● GIVEN TASK:
Find the lines containing "this" and say how many there are, with no other words.

------ DATA PROVIDED ------

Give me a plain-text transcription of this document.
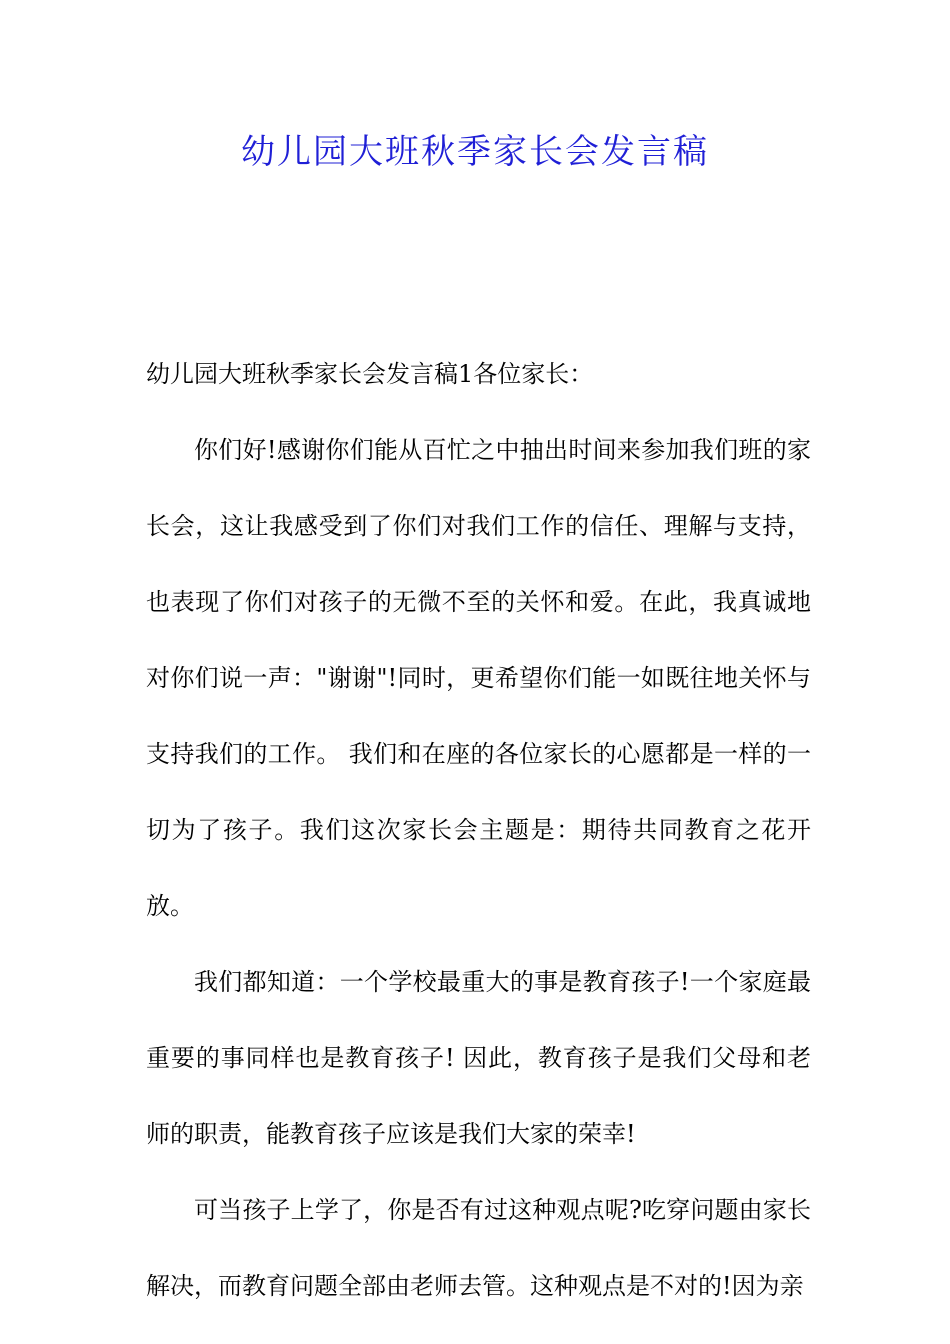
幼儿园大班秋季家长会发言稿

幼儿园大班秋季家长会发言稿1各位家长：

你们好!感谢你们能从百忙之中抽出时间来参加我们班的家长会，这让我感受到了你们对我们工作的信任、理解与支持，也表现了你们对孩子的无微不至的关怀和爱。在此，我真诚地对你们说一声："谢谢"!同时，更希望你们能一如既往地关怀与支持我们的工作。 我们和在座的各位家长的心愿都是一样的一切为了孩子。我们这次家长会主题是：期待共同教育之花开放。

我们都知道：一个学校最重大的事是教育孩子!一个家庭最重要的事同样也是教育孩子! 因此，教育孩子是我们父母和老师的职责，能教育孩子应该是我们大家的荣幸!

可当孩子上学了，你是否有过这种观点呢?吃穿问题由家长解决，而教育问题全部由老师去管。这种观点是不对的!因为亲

------
------ DATA PROVIDED ------

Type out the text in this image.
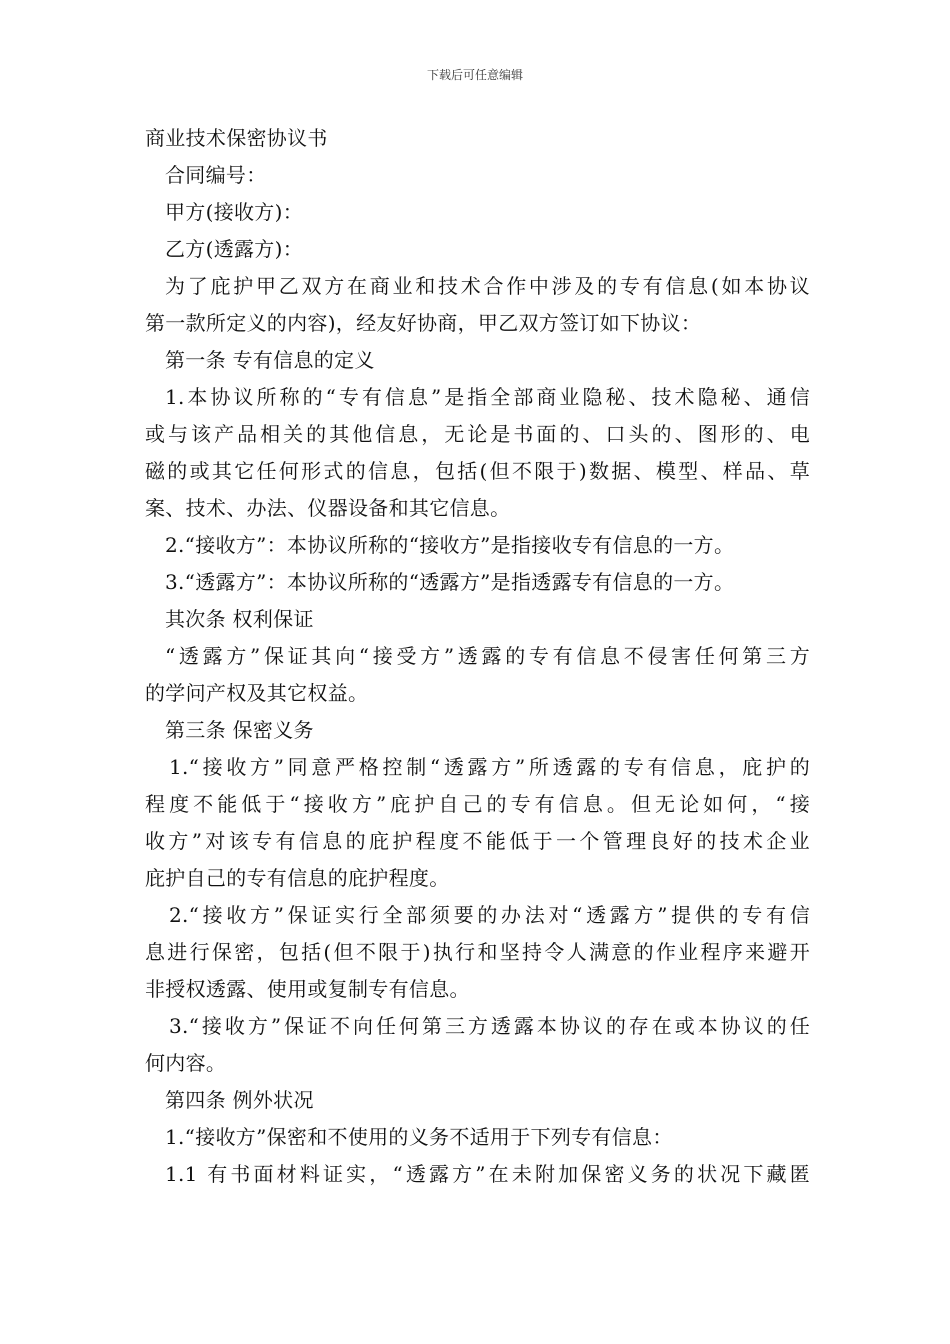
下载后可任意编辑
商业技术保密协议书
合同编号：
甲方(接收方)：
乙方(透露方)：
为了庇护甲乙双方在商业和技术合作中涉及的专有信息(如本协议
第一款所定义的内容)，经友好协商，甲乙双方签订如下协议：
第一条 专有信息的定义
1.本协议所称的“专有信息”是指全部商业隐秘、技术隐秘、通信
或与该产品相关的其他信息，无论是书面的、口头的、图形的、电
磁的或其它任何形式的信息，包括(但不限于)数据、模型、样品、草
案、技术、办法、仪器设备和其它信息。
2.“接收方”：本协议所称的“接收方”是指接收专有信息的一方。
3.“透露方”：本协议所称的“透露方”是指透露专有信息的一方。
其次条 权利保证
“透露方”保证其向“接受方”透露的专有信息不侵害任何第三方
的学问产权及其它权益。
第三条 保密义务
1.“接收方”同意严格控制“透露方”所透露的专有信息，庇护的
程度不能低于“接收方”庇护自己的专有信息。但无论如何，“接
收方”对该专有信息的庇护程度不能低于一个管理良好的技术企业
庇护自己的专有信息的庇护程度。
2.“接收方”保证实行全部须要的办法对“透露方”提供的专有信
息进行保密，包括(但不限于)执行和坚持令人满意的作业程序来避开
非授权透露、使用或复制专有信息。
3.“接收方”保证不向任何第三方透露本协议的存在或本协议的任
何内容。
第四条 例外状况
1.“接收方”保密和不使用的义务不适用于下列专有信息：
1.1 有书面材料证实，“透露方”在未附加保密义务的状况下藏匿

------

● WRITTEN SOLUTION:
2